:: Input data
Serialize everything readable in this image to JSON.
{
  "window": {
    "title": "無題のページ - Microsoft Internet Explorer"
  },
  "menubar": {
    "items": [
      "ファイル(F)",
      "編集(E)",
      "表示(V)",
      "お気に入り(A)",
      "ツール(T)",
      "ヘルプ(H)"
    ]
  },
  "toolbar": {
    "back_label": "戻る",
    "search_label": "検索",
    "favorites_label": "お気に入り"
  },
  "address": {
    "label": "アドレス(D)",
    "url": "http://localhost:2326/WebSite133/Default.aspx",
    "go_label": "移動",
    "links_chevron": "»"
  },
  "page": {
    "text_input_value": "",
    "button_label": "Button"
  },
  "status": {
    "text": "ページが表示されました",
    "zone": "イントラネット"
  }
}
::::
What the exercise asks – Set every line of the listing down word for word.

Written response –
Serialize everything readable in this image to JSON.
{
  "window": {
    "title": "無題のページ - Microsoft Internet Explorer"
  },
  "menubar": {
    "items": [
      "ファイル(F)",
      "編集(E)",
      "表示(V)",
      "お気に入り(A)",
      "ツール(T)",
      "ヘルプ(H)"
    ]
  },
  "toolbar": {
    "back_label": "戻る",
    "search_label": "検索",
    "favorites_label": "お気に入り"
  },
  "address": {
    "label": "アドレス(D)",
    "url": "http://localhost:2326/WebSite133/Default.aspx",
    "go_label": "移動",
    "links_chevron": "»"
  },
  "page": {
    "text_input_value": "",
    "button_label": "Button"
  },
  "status": {
    "text": "ページが表示されました",
    "zone": "イントラネット"
  }
}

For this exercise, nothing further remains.